BRIEF:
Look through the records below, count the lines with the word "shading", and reply with only the number.

==== LISTED ENTRIES ====

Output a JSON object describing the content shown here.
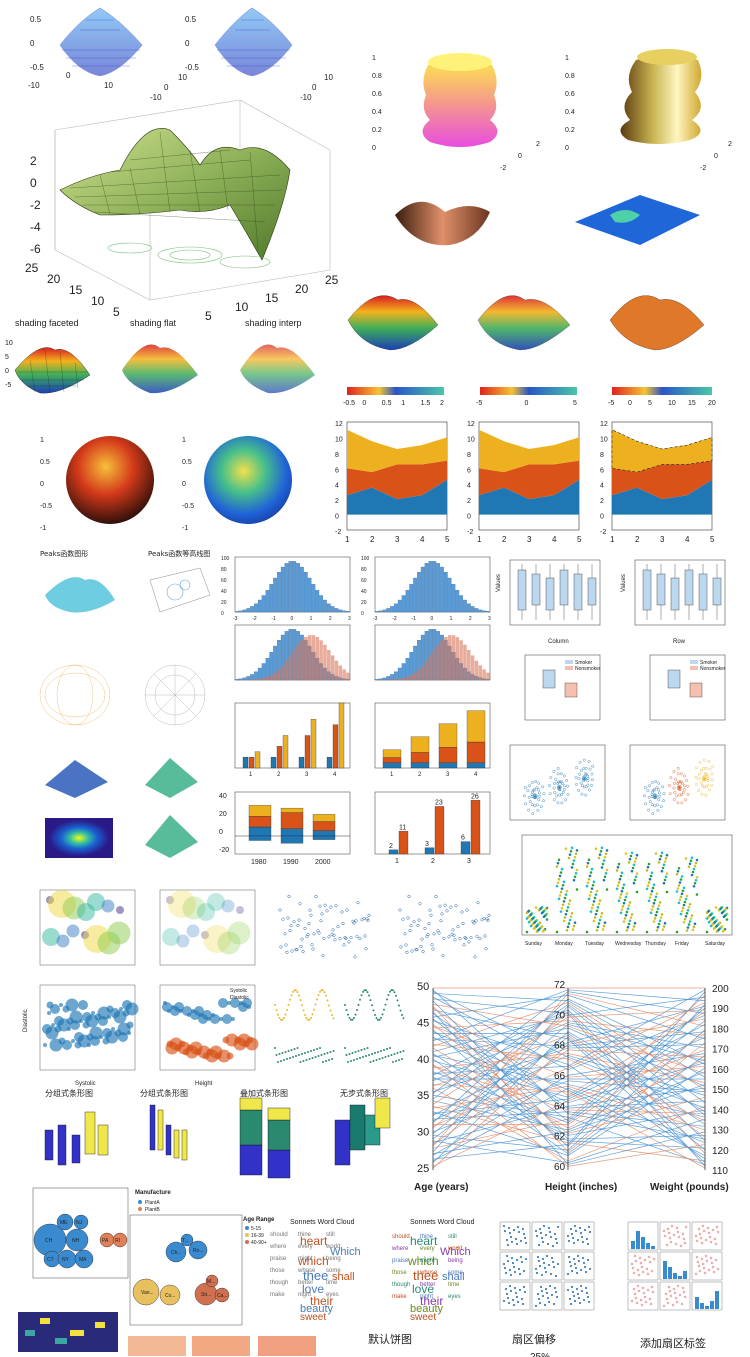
{
  "chart_data": [
    {
      "type": "surface",
      "panel": "mesh-pair-top-left",
      "z_ticks": [
        "0.5",
        "0",
        "-0.5"
      ],
      "x_ticks": [
        "-10",
        "0",
        "10"
      ],
      "y_ticks": [
        "-10",
        "0",
        "10"
      ]
    },
    {
      "type": "surface",
      "panel": "big-peaks-surface-with-contour",
      "z_ticks": [
        "2",
        "0",
        "-2",
        "-4",
        "-6"
      ],
      "y_ticks": [
        "25",
        "20",
        "15",
        "10",
        "5"
      ],
      "x_ticks": [
        "5",
        "10",
        "15",
        "20",
        "25"
      ]
    },
    {
      "type": "surface",
      "panel": "shading-modes",
      "titles": [
        "shading faceted",
        "shading flat",
        "shading interp"
      ],
      "z_ticks": [
        "10",
        "5",
        "0",
        "-5"
      ]
    },
    {
      "type": "surface",
      "panel": "spheres",
      "z_ticks": [
        "1",
        "0.5",
        "0",
        "-0.5",
        "-1"
      ]
    },
    {
      "type": "surface",
      "panel": "revolution-surfaces",
      "z_ticks": [
        "1",
        "0.8",
        "0.6",
        "0.4",
        "0.2",
        "0"
      ],
      "x_ticks": [
        "-2",
        "0",
        "2"
      ]
    },
    {
      "type": "surface",
      "panel": "peaks-colorbars",
      "colorbars": [
        [
          "-0.5",
          "0",
          "0.5",
          "1",
          "1.5",
          "2"
        ],
        [
          "-5",
          "0",
          "5"
        ],
        [
          "-5",
          "0",
          "5",
          "10",
          "15",
          "20"
        ]
      ]
    },
    {
      "type": "area",
      "panel": "stacked-area-x3",
      "categories": [
        1,
        2,
        3,
        4,
        5
      ],
      "ylim": [
        -2,
        12
      ],
      "y_ticks": [
        "12",
        "10",
        "8",
        "6",
        "4",
        "2",
        "0",
        "-2"
      ],
      "series": [
        {
          "values": [
            2.5,
            3.5,
            2,
            2.5,
            4.5
          ]
        },
        {
          "values": [
            3.5,
            2,
            4.5,
            4,
            2.5
          ]
        },
        {
          "values": [
            5,
            4,
            2,
            2.5,
            3
          ]
        }
      ]
    },
    {
      "type": "surface",
      "panel": "peaks-small",
      "titles": [
        "Peaks函数图形",
        "Peaks函数等高线图"
      ]
    },
    {
      "type": "histogram",
      "panel": "normal-histograms",
      "y_ticks": [
        "100",
        "80",
        "60",
        "40",
        "20",
        "0"
      ],
      "x_ticks": [
        "-3",
        "-2",
        "-1",
        "0",
        "1",
        "2",
        "3"
      ]
    },
    {
      "type": "box",
      "panel": "boxplots",
      "x_labels": [
        "Column",
        "Row"
      ],
      "y_label": "Values",
      "legend": [
        "Smoker",
        "Nonsmoker"
      ]
    },
    {
      "type": "bar",
      "panel": "grouped-bar-1",
      "categories": [
        "1",
        "2",
        "3",
        "4"
      ],
      "series": [
        {
          "values": [
            2,
            2,
            2,
            2
          ]
        },
        {
          "values": [
            2,
            4,
            6,
            8
          ]
        },
        {
          "values": [
            3,
            6,
            9,
            12
          ]
        }
      ],
      "ylim": [
        0,
        12
      ]
    },
    {
      "type": "bar",
      "panel": "stacked-bar-1",
      "categories": [
        "1",
        "2",
        "3",
        "4"
      ],
      "series": [
        {
          "values": [
            2,
            2,
            2,
            2
          ]
        },
        {
          "values": [
            2,
            4,
            6,
            8
          ]
        },
        {
          "values": [
            3,
            6,
            9,
            12
          ]
        }
      ],
      "ylim": [
        0,
        25
      ]
    },
    {
      "type": "bar",
      "panel": "stacked-bar-negative",
      "categories": [
        "1980",
        "1990",
        "2000"
      ],
      "x_ticks": [
        "1980",
        "1990",
        "2000"
      ],
      "y_ticks": [
        "40",
        "20",
        "0",
        "-20"
      ]
    },
    {
      "type": "bar",
      "panel": "labeled-grouped-bar",
      "categories": [
        "1",
        "2",
        "3"
      ],
      "series": [
        {
          "values": [
            2,
            3,
            6
          ]
        },
        {
          "values": [
            11,
            23,
            26
          ]
        }
      ],
      "data_labels": [
        "2",
        "11",
        "3",
        "23",
        "6",
        "26"
      ],
      "ylim": [
        0,
        30
      ]
    },
    {
      "type": "scatter",
      "panel": "swarm-by-day",
      "categories": [
        "Sunday",
        "Monday",
        "Tuesday",
        "Wednesday",
        "Thursday",
        "Friday",
        "Saturday"
      ]
    },
    {
      "type": "scatter",
      "panel": "bubble-charts",
      "x_labels": [
        "Systolic",
        "Height"
      ],
      "y_label": "Diastolic",
      "legend": [
        "Systolic",
        "Diastolic"
      ]
    },
    {
      "type": "line",
      "panel": "parallel-coordinates",
      "axes": [
        "Age (years)",
        "Height (inches)",
        "Weight (pounds)"
      ],
      "age_ticks": [
        "50",
        "45",
        "40",
        "35",
        "30",
        "25"
      ],
      "height_ticks": [
        "72",
        "70",
        "68",
        "66",
        "64",
        "62",
        "60"
      ],
      "weight_ticks": [
        "200",
        "190",
        "180",
        "170",
        "160",
        "150",
        "140",
        "130",
        "120",
        "110"
      ]
    },
    {
      "type": "bar3",
      "panel": "3d-bars",
      "titles": [
        "分组式条形图",
        "分组式条形图",
        "叠加式条形图",
        "无步式条形图"
      ]
    },
    {
      "type": "bubble",
      "panel": "bubble-clouds",
      "bubbles_a": [
        "ME",
        "NJ",
        "CH",
        "NH",
        "PA",
        "RI",
        "CT",
        "NY",
        "MA"
      ],
      "legend_a_title": "Manufacture",
      "legend_a": [
        "PlantA",
        "PlantB"
      ],
      "bubbles_b": [
        "T...",
        "Ch...",
        "Ro...",
        "Van...",
        "Co...",
        "Str...",
        "M...",
        "Ca..."
      ],
      "legend_b_title": "Age Range",
      "legend_b": [
        "5-15",
        "16-39",
        "40-90+"
      ]
    },
    {
      "type": "wordcloud",
      "panel": "sonnets-word-cloud",
      "title": "Sonnets Word Cloud",
      "words": [
        "heart",
        "Which",
        "which",
        "thee",
        "shall",
        "love",
        "their",
        "beauty",
        "sweet",
        "should",
        "thine",
        "still",
        "where",
        "every",
        "world",
        "praise",
        "might",
        "being",
        "those",
        "whose",
        "some",
        "though",
        "better",
        "time",
        "make",
        "night",
        "eyes"
      ]
    },
    {
      "type": "scatter",
      "panel": "scatter-matrices"
    },
    {
      "type": "pie",
      "panel": "pie-captions",
      "captions": [
        "默认饼图",
        "扇区偏移",
        "添加扇区标签"
      ],
      "partial_label": "25%"
    }
  ]
}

====

OUTPUT:
4